Required task:
Gather all lines in the data that hold the string "yayımı".

Begin

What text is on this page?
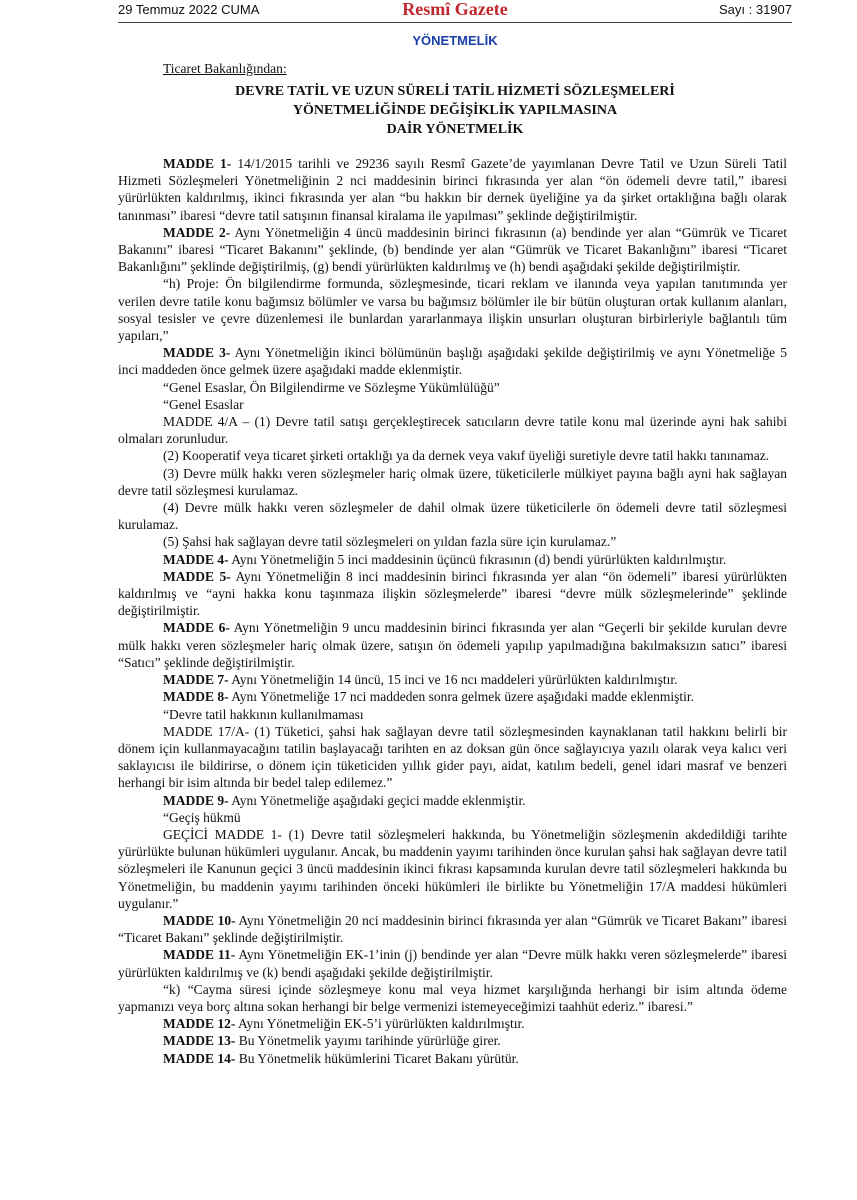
29 Temmuz 2022 CUMA	Resmî Gazete	Sayı : 31907
YÖNETMELİK
Ticaret Bakanlığından:
DEVRE TATİL VE UZUN SÜRELİ TATİL HİZMETİ SÖZLEŞMELERİ
YÖNETMELİĞİNDE DEĞİŞİKLİK YAPILMASINA
DAİR YÖNETMELİK

MADDE 1- 14/1/2015 tarihli ve 29236 sayılı Resmî Gazete’de yayımlanan Devre Tatil ve Uzun Süreli Tatil Hizmeti Sözleşmeleri Yönetmeliğinin 2 nci maddesinin birinci fıkrasında yer alan “ön ödemeli devre tatil,” ibaresi yürürlükten kaldırılmış, ikinci fıkrasında yer alan “bu hakkın bir dernek üyeliğine ya da şirket ortaklığına bağlı olarak tanınması” ibaresi “devre tatil satışının finansal kiralama ile yapılması” şeklinde değiştirilmiştir.

MADDE 2- Aynı Yönetmeliğin 4 üncü maddesinin birinci fıkrasının (a) bendinde yer alan “Gümrük ve Ticaret Bakanını” ibaresi “Ticaret Bakanını” şeklinde, (b) bendinde yer alan “Gümrük ve Ticaret Bakanlığını” ibaresi “Ticaret Bakanlığını” şeklinde değiştirilmiş, (g) bendi yürürlükten kaldırılmış ve (h) bendi aşağıdaki şekilde değiştirilmiştir.

“h) Proje: Ön bilgilendirme formunda, sözleşmesinde, ticari reklam ve ilanında veya yapılan tanıtımında yer verilen devre tatile konu bağımsız bölümler ve varsa bu bağımsız bölümler ile bir bütün oluşturan ortak kullanım alanları, sosyal tesisler ve çevre düzenlemesi ile bunlardan yararlanmaya ilişkin unsurları oluşturan birbirleriyle bağlantılı tüm yapıları,”

MADDE 3- Aynı Yönetmeliğin ikinci bölümünün başlığı aşağıdaki şekilde değiştirilmiş ve aynı Yönetmeliğe 5 inci maddeden önce gelmek üzere aşağıdaki madde eklenmiştir.

“Genel Esaslar, Ön Bilgilendirme ve Sözleşme Yükümlülüğü”

“Genel Esaslar

MADDE 4/A – (1) Devre tatil satışı gerçekleştirecek satıcıların devre tatile konu mal üzerinde ayni hak sahibi olmaları zorunludur.

(2) Kooperatif veya ticaret şirketi ortaklığı ya da dernek veya vakıf üyeliği suretiyle devre tatil hakkı tanınamaz.

(3) Devre mülk hakkı veren sözleşmeler hariç olmak üzere, tüketicilerle mülkiyet payına bağlı ayni hak sağlayan devre tatil sözleşmesi kurulamaz.

(4) Devre mülk hakkı veren sözleşmeler de dahil olmak üzere tüketicilerle ön ödemeli devre tatil sözleşmesi kurulamaz.

(5) Şahsi hak sağlayan devre tatil sözleşmeleri on yıldan fazla süre için kurulamaz.”

MADDE 4- Aynı Yönetmeliğin 5 inci maddesinin üçüncü fıkrasının (d) bendi yürürlükten kaldırılmıştır.

MADDE 5- Aynı Yönetmeliğin 8 inci maddesinin birinci fıkrasında yer alan “ön ödemeli” ibaresi yürürlükten kaldırılmış ve “ayni hakka konu taşınmaza ilişkin sözleşmelerde” ibaresi “devre mülk sözleşmelerinde” şeklinde değiştirilmiştir.

MADDE 6- Aynı Yönetmeliğin 9 uncu maddesinin birinci fıkrasında yer alan “Geçerli bir şekilde kurulan devre mülk hakkı veren sözleşmeler hariç olmak üzere, satışın ön ödemeli yapılıp yapılmadığına bakılmaksızın satıcı” ibaresi “Satıcı” şeklinde değiştirilmiştir.

MADDE 7- Aynı Yönetmeliğin 14 üncü, 15 inci ve 16 ncı maddeleri yürürlükten kaldırılmıştır.

MADDE 8- Aynı Yönetmeliğe 17 nci maddeden sonra gelmek üzere aşağıdaki madde eklenmiştir.

“Devre tatil hakkının kullanılmaması

MADDE 17/A- (1) Tüketici, şahsi hak sağlayan devre tatil sözleşmesinden kaynaklanan tatil hakkını belirli bir dönem için kullanmayacağını tatilin başlayacağı tarihten en az doksan gün önce sağlayıcıya yazılı olarak veya kalıcı veri saklayıcısı ile bildirirse, o dönem için tüketiciden yıllık gider payı, aidat, katılım bedeli, genel idari masraf ve benzeri herhangi bir isim altında bir bedel talep edilemez.”

MADDE 9- Aynı Yönetmeliğe aşağıdaki geçici madde eklenmiştir.

“Geçiş hükmü

GEÇİCİ MADDE 1- (1) Devre tatil sözleşmeleri hakkında, bu Yönetmeliğin sözleşmenin akdedildiği tarihte yürürlükte bulunan hükümleri uygulanır. Ancak, bu maddenin yayımı tarihinden önce kurulan şahsi hak sağlayan devre tatil sözleşmeleri ile Kanunun geçici 3 üncü maddesinin ikinci fıkrası kapsamında kurulan devre tatil sözleşmeleri hakkında bu Yönetmeliğin, bu maddenin yayımı tarihinden önceki hükümleri ile birlikte bu Yönetmeliğin 17/A maddesi hükümleri uygulanır.”

MADDE 10- Aynı Yönetmeliğin 20 nci maddesinin birinci fıkrasında yer alan “Gümrük ve Ticaret Bakanı” ibaresi “Ticaret Bakanı” şeklinde değiştirilmiştir.

MADDE 11- Aynı Yönetmeliğin EK-1’inin (j) bendinde yer alan “Devre mülk hakkı veren sözleşmelerde” ibaresi yürürlükten kaldırılmış ve (k) bendi aşağıdaki şekilde değiştirilmiştir.

“k) “Cayma süresi içinde sözleşmeye konu mal veya hizmet karşılığında herhangi bir isim altında ödeme yapmanızı veya borç altına sokan herhangi bir belge vermenizi istemeyeceğimizi taahhüt ederiz.” ibaresi.”

MADDE 12- Aynı Yönetmeliğin EK-5’i yürürlükten kaldırılmıştır.

MADDE 13- Bu Yönetmelik yayımı tarihinde yürürlüğe girer.

MADDE 14- Bu Yönetmelik hükümlerini Ticaret Bakanı yürütür.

End

Result of the exercise:
GEÇİCİ MADDE 1- (1) Devre tatil sözleşmeleri hakkında, bu Yönetmeliğin sözleşmenin akdedildiği tarihte yürürlükte bulunan hükümleri uygulanır. Ancak, bu maddenin yayımı tarihinden önce kurulan şahsi hak sağlayan devre tatil sözleşmeleri ile Kanunun geçici 3 üncü maddesinin ikinci fıkrası kapsamında kurulan devre tatil sözleşmeleri hakkında bu Yönetmeliğin, bu maddenin yayımı tarihinden önceki hükümleri ile birlikte bu Yönetmeliğin 17/A maddesi hükümleri uygulanır.”
MADDE 13- Bu Yönetmelik yayımı tarihinde yürürlüğe girer.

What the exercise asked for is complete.